What is asked: Copy the records word for word from the very beginning through the line containing "comparison-value: 05 Thromboembolic", including both the first line and that line.

- - - - -

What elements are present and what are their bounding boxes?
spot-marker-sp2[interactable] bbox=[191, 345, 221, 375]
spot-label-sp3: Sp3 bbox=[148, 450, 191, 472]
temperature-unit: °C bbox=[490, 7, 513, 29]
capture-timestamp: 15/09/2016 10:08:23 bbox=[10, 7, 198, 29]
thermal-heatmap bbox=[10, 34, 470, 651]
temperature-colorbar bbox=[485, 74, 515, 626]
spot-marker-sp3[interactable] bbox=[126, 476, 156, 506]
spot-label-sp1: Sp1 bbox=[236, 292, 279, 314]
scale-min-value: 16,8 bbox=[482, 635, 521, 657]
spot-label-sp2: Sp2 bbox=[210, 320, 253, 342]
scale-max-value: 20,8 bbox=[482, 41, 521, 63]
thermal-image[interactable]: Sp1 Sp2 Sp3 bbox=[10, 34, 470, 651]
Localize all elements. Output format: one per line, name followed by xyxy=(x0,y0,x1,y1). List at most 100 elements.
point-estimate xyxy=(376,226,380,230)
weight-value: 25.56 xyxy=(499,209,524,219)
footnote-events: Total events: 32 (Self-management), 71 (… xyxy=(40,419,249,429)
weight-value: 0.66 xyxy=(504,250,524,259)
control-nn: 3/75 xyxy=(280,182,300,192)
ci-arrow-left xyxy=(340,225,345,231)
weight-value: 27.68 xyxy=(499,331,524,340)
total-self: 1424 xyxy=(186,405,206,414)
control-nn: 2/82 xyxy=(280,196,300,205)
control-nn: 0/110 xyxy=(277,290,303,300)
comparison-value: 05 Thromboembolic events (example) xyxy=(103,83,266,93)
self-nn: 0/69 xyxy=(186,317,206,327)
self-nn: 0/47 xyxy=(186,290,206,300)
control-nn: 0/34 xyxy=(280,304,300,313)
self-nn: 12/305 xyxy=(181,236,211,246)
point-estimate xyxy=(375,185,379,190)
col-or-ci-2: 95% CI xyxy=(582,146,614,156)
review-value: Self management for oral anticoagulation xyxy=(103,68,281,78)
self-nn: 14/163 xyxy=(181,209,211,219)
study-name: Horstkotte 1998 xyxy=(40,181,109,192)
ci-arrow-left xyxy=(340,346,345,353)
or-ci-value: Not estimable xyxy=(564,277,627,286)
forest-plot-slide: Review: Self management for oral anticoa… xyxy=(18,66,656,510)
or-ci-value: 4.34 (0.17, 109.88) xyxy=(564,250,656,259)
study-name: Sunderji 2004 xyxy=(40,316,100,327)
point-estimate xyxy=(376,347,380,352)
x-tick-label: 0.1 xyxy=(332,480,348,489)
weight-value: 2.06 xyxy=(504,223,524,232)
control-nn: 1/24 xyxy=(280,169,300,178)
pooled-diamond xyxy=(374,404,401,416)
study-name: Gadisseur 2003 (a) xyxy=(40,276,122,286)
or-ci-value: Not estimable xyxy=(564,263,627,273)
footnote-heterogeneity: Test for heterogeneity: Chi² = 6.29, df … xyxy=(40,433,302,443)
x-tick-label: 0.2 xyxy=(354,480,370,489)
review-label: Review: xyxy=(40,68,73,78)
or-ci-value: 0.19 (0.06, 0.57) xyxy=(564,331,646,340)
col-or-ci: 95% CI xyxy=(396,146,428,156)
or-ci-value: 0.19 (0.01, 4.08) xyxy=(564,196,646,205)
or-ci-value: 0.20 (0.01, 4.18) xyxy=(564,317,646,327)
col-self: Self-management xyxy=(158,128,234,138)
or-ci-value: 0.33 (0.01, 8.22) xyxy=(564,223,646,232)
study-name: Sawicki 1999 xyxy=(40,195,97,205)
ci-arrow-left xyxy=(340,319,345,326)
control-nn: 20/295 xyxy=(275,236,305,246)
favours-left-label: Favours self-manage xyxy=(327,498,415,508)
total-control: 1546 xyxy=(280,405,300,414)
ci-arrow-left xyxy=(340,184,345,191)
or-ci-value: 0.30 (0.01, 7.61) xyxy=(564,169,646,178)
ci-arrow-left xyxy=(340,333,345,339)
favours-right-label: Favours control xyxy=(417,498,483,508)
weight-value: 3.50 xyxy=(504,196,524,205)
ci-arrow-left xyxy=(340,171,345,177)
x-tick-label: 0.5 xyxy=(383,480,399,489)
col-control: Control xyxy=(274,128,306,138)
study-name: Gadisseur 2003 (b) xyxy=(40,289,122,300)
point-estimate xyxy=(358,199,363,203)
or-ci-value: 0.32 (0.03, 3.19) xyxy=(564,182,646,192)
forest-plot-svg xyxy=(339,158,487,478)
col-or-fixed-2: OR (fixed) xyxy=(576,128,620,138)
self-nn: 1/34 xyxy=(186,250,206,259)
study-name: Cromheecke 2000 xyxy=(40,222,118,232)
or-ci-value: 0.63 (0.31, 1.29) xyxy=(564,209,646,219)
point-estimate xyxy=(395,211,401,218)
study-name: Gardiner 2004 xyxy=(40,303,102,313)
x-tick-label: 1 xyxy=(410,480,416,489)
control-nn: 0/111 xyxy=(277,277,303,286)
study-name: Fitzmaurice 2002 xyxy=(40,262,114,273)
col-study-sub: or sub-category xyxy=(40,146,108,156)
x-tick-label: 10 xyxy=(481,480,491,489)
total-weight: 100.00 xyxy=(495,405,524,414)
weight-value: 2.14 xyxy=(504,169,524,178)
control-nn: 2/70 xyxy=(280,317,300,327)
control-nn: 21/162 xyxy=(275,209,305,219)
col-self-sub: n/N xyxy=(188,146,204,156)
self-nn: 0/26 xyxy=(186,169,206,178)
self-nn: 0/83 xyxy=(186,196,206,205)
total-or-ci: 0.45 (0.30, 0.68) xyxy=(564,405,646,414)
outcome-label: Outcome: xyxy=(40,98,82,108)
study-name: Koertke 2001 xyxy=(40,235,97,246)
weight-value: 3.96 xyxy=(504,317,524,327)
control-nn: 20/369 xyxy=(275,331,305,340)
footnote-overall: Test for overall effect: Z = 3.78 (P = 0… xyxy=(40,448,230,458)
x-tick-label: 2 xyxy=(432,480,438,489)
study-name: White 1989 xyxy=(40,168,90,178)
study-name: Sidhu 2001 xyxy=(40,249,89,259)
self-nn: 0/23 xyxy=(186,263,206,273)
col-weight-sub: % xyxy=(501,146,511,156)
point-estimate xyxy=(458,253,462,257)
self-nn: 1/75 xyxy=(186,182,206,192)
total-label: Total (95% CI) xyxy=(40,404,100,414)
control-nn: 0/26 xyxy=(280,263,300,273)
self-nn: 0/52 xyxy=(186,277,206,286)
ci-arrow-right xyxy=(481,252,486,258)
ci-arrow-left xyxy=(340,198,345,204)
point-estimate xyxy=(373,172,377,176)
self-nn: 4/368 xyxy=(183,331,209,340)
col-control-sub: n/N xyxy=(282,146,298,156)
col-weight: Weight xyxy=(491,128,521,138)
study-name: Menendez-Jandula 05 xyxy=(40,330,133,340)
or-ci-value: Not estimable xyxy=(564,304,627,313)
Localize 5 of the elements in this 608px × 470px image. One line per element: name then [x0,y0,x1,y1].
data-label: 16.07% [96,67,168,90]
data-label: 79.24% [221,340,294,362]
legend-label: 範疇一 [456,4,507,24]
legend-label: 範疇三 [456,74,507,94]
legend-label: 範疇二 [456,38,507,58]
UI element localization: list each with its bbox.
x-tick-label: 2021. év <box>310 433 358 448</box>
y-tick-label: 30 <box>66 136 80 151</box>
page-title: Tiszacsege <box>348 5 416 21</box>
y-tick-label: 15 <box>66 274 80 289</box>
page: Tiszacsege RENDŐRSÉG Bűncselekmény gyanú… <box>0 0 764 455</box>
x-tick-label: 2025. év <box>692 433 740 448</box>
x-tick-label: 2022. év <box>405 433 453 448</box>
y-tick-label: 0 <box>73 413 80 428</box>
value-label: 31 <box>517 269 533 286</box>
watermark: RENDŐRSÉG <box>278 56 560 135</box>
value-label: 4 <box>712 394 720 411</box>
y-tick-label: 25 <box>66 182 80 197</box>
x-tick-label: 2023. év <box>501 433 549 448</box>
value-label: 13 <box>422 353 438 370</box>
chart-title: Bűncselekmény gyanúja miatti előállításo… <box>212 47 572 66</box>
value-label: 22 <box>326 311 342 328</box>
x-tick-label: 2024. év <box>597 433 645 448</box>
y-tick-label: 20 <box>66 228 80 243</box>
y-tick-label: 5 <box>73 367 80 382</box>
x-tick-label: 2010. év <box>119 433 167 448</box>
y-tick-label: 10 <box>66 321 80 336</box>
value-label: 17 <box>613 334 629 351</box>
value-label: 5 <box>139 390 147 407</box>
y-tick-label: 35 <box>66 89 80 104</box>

- - - - -

Task result:
What elements are present and what are their bounding boxes?
spot-marker-sp2[interactable] bbox=[191, 345, 221, 375]
spot-label-sp3: Sp3 bbox=[148, 450, 191, 472]
temperature-unit: °C bbox=[490, 7, 513, 29]
capture-timestamp: 15/09/2016 10:08:23 bbox=[10, 7, 198, 29]
thermal-heatmap bbox=[10, 34, 470, 651]
temperature-colorbar bbox=[485, 74, 515, 626]
spot-marker-sp3[interactable] bbox=[126, 476, 156, 506]
spot-label-sp1: Sp1 bbox=[236, 292, 279, 314]
scale-min-value: 16,8 bbox=[482, 635, 521, 657]
spot-label-sp2: Sp2 bbox=[210, 320, 253, 342]
scale-max-value: 20,8 bbox=[482, 41, 521, 63]
thermal-image[interactable]: Sp1 Sp2 Sp3 bbox=[10, 34, 470, 651]
Localize all elements. Output format: one per line, name followed by xyxy=(x0,y0,x1,y1). List at most 100 elements.
point-estimate xyxy=(376,226,380,230)
weight-value: 25.56 xyxy=(499,209,524,219)
footnote-events: Total events: 32 (Self-management), 71 (… xyxy=(40,419,249,429)
weight-value: 0.66 xyxy=(504,250,524,259)
control-nn: 3/75 xyxy=(280,182,300,192)
ci-arrow-left xyxy=(340,225,345,231)
weight-value: 27.68 xyxy=(499,331,524,340)
total-self: 1424 xyxy=(186,405,206,414)
control-nn: 2/82 xyxy=(280,196,300,205)
control-nn: 0/110 xyxy=(277,290,303,300)
comparison-value: 05 Thromboembolic events (example) xyxy=(103,83,266,93)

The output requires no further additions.